## Data listing
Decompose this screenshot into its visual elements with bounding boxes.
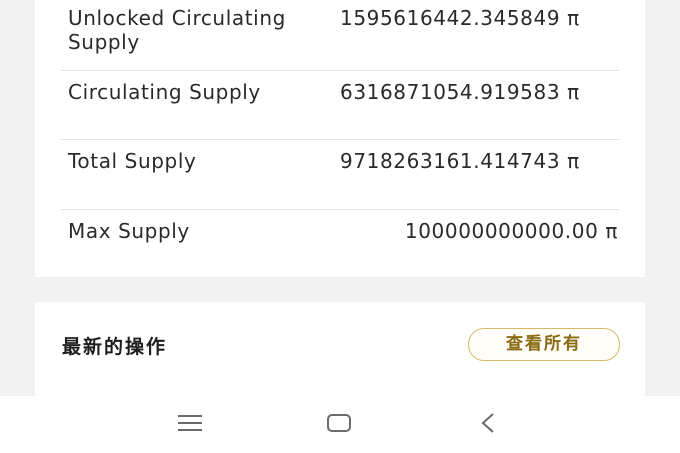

--

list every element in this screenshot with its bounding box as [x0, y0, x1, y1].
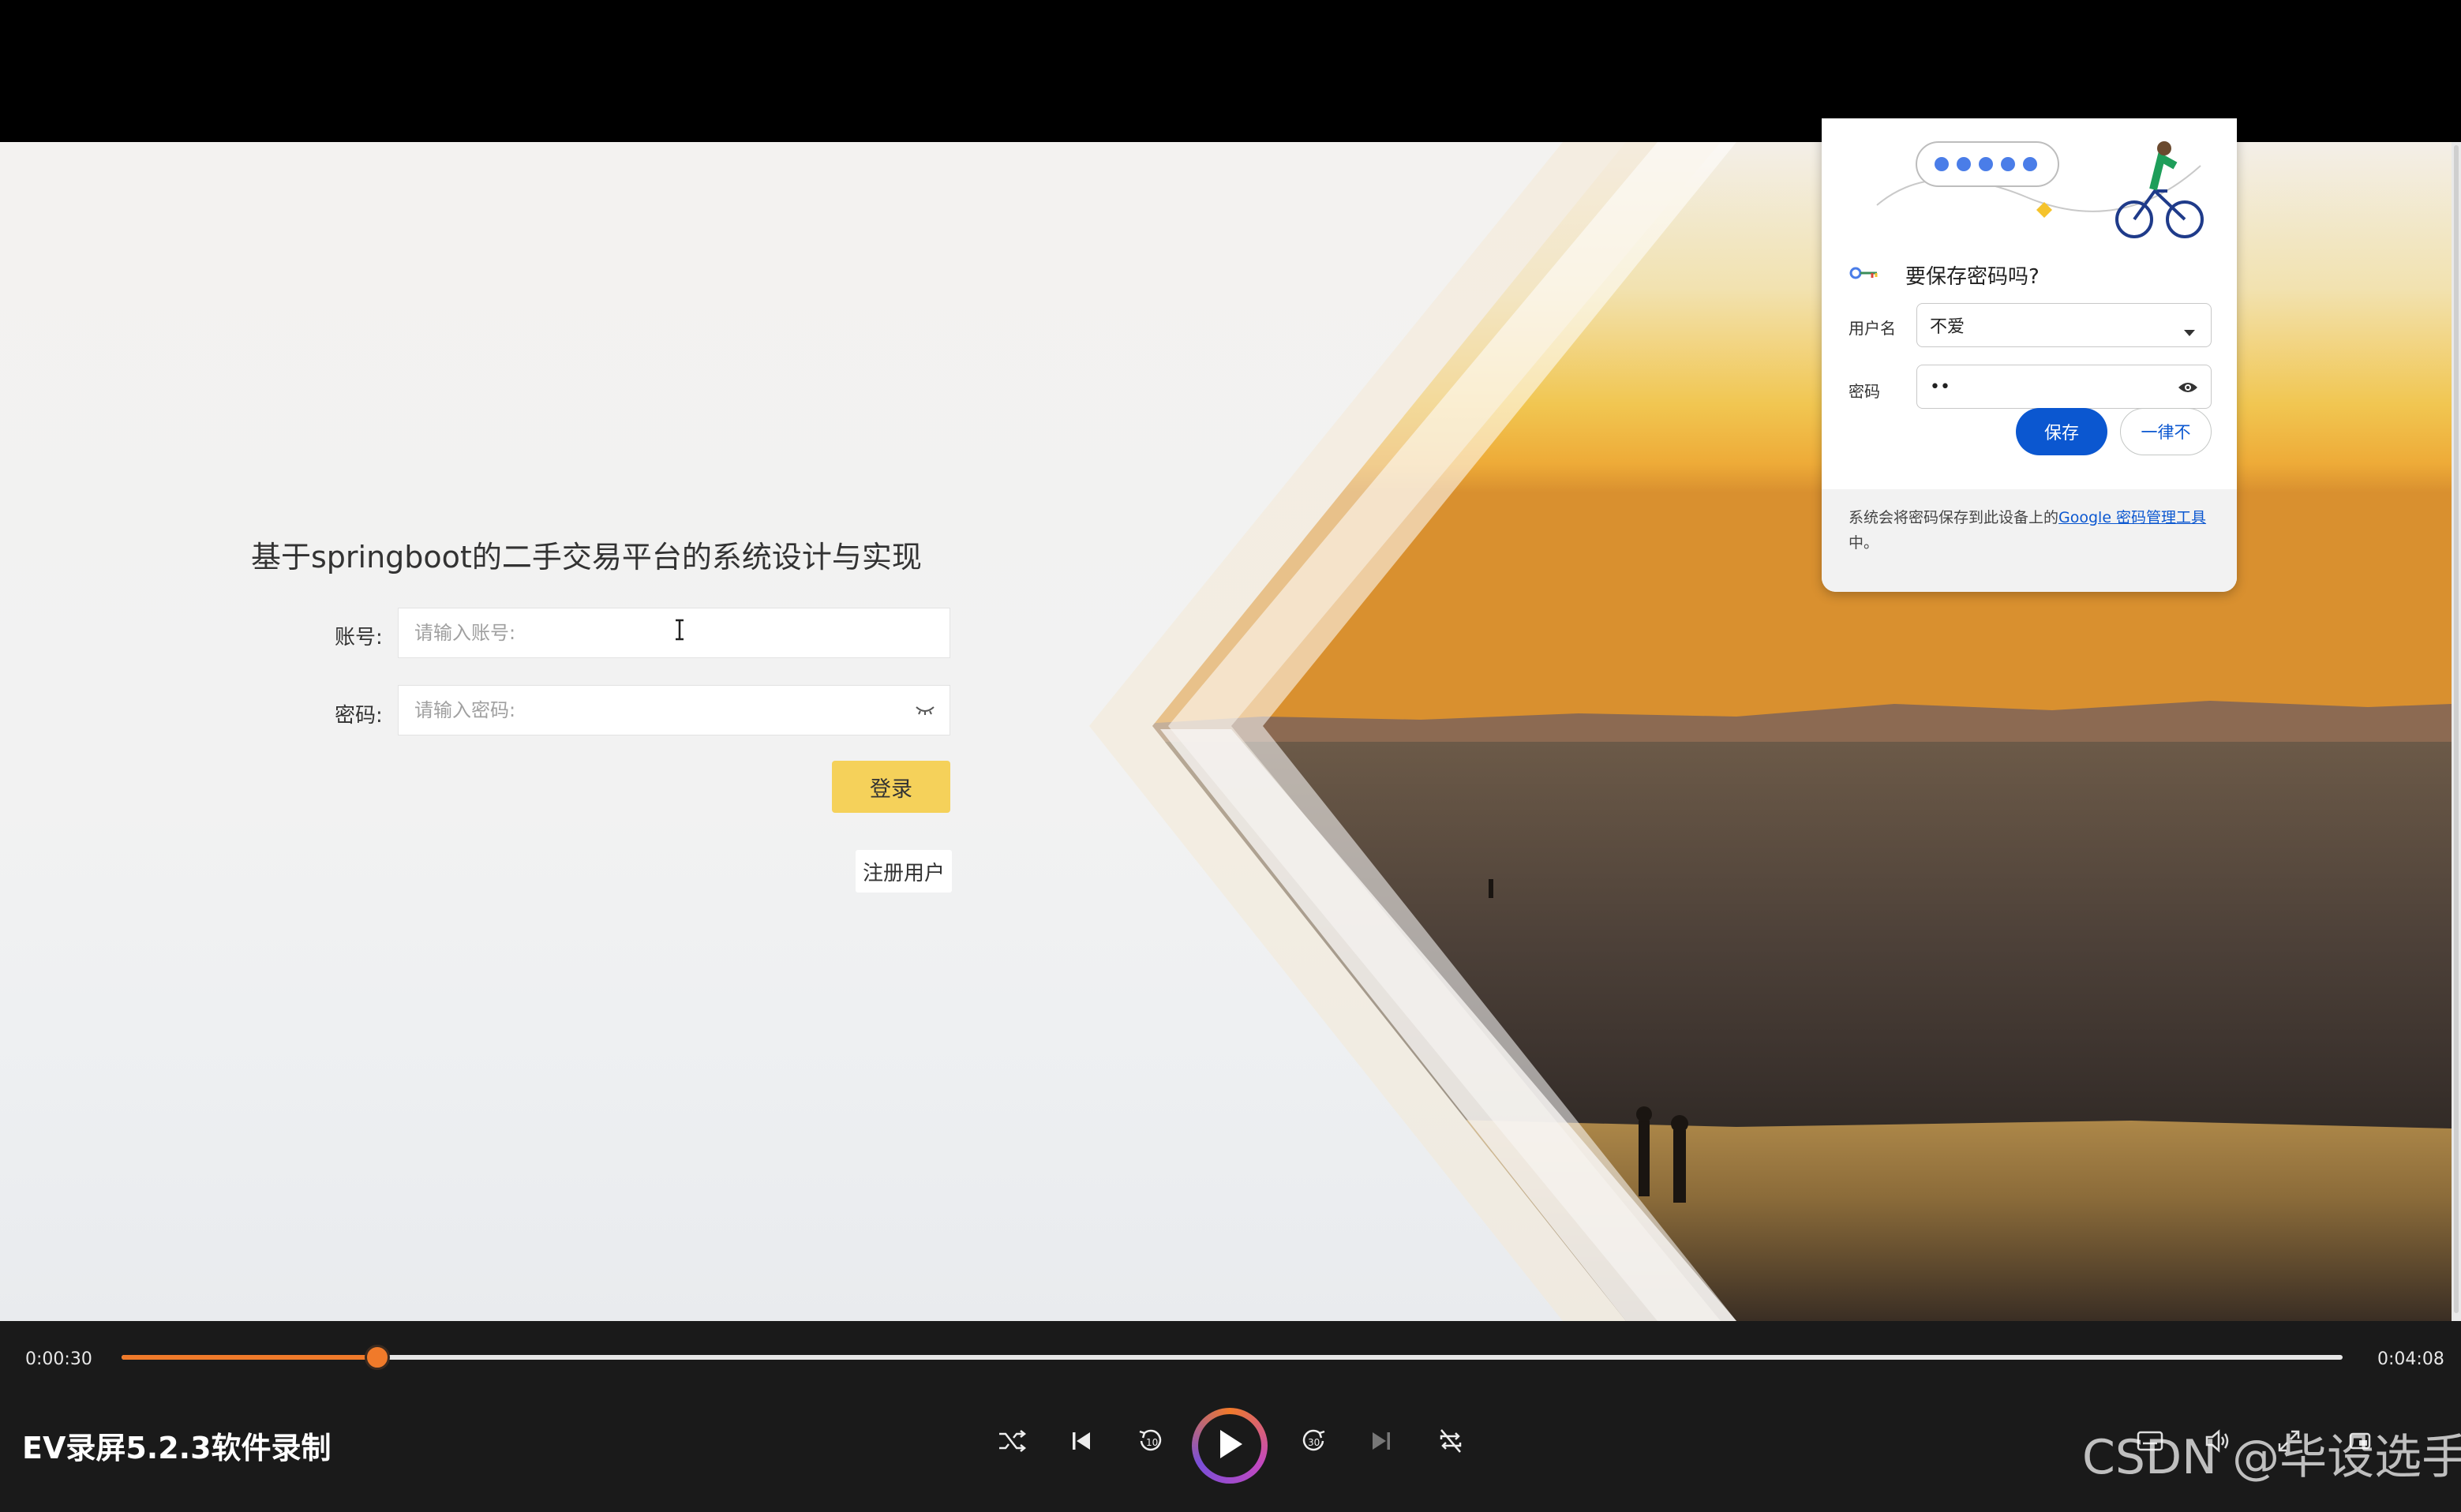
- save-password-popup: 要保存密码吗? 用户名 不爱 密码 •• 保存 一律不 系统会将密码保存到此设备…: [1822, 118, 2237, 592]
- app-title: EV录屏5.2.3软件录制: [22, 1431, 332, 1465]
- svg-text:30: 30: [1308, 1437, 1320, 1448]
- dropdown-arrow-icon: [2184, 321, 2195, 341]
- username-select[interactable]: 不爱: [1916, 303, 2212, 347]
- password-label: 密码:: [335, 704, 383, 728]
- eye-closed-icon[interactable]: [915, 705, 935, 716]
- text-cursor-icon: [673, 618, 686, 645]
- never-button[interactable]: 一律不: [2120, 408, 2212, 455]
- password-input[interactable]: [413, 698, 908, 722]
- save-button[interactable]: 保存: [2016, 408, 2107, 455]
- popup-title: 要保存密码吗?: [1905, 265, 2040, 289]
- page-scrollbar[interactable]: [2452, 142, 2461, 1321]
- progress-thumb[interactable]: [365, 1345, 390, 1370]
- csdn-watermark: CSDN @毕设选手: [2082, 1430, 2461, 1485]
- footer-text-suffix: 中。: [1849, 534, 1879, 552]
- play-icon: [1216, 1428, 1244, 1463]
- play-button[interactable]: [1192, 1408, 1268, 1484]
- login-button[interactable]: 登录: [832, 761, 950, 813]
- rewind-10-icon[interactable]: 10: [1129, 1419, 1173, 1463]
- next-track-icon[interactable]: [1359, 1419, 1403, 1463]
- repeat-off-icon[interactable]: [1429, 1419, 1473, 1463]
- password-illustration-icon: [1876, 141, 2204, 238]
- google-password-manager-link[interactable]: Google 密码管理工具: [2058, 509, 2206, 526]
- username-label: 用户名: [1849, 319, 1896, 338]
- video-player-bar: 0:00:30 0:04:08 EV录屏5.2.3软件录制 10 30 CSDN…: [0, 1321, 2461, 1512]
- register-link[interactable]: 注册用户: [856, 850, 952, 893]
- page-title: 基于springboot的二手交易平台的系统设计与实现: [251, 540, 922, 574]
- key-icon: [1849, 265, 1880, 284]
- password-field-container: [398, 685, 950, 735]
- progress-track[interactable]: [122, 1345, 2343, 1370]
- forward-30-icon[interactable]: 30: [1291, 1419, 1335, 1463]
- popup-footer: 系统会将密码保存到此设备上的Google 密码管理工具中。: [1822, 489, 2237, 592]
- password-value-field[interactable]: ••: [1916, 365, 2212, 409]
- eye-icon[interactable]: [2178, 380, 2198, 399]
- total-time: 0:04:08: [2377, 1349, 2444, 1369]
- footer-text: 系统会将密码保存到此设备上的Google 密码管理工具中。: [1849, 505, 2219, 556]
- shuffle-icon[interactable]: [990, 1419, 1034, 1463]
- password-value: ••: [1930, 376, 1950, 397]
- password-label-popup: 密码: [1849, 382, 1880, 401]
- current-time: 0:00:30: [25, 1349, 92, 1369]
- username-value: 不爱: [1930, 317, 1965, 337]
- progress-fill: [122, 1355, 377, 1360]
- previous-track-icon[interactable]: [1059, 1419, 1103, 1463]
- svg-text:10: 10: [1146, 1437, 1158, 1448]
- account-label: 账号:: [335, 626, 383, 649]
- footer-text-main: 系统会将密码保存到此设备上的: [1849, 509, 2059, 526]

## What is asked
Report how many lines in the listing above contain the string "time", treating uppercase and lowercase as different. Give only the number.

## Problem solution
2